(Figure collection entries)
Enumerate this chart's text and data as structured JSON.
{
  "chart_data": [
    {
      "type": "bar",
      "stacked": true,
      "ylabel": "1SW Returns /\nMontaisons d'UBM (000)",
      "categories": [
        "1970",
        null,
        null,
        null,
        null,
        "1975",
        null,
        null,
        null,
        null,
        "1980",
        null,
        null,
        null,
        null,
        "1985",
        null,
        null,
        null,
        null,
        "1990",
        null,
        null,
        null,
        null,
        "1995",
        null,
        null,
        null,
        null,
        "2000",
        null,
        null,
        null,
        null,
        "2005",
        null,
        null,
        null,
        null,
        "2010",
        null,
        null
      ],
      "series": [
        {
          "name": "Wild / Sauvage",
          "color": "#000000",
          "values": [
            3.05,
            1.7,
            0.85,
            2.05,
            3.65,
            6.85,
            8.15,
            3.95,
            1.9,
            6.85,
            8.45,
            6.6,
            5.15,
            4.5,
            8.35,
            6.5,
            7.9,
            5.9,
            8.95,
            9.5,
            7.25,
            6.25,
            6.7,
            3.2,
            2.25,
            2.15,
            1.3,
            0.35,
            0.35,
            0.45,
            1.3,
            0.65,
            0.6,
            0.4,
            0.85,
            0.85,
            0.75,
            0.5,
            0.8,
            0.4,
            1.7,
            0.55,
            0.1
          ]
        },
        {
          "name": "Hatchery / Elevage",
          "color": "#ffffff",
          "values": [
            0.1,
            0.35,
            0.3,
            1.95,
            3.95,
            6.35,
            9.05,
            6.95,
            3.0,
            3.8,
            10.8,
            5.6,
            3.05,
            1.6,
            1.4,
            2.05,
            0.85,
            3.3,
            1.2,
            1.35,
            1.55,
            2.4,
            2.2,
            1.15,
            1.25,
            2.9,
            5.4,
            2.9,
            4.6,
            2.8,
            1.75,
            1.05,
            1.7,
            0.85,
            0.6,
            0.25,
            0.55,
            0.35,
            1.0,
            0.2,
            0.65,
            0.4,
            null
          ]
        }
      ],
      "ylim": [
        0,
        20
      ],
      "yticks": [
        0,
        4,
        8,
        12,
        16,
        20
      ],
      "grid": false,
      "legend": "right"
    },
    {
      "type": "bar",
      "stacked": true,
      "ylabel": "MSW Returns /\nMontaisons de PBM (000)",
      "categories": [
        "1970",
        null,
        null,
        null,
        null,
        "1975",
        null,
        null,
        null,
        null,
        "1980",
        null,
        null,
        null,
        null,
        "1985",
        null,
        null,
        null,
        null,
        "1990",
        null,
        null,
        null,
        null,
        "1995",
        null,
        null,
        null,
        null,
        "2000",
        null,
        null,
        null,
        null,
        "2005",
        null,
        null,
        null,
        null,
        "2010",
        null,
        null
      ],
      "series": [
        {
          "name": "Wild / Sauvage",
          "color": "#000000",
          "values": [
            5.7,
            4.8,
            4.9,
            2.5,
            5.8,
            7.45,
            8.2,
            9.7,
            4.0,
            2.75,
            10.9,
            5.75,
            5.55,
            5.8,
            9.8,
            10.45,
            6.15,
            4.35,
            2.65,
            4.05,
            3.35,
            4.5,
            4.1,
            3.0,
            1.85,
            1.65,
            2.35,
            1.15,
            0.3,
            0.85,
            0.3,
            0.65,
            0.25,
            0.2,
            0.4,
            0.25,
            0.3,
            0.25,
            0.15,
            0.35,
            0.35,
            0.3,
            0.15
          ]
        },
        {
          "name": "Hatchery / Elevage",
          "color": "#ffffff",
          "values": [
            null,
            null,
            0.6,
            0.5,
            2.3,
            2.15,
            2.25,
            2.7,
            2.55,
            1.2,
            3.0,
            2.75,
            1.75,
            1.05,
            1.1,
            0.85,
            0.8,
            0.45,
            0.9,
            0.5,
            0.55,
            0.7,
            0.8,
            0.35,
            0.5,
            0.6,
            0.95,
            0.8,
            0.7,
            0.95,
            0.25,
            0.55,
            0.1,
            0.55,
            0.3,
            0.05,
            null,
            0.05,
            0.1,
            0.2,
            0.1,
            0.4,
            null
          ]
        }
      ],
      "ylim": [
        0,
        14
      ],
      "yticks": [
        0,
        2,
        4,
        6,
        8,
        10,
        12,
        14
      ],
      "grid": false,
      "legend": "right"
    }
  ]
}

**Task brief**. List all lines where "Returns" occurs.

**Output for this exercise**.
      "ylabel": "1SW Returns /\nMontaisons d'UBM (000)",
      "ylabel": "MSW Returns /\nMontaisons de PBM (000)",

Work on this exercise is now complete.